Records
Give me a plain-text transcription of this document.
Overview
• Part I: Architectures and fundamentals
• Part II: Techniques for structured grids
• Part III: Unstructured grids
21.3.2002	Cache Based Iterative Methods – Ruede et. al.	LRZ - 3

### WHAT YOU NEED TO DO
Please restate the whole listing word for word.

### SOLVED PROBLEM
Give me a plain-text transcription of this document.
Overview
• Part I: Architectures and fundamentals
• Part II: Techniques for structured grids
• Part III: Unstructured grids
21.3.2002	Cache Based Iterative Methods – Ruede et. al.	LRZ - 3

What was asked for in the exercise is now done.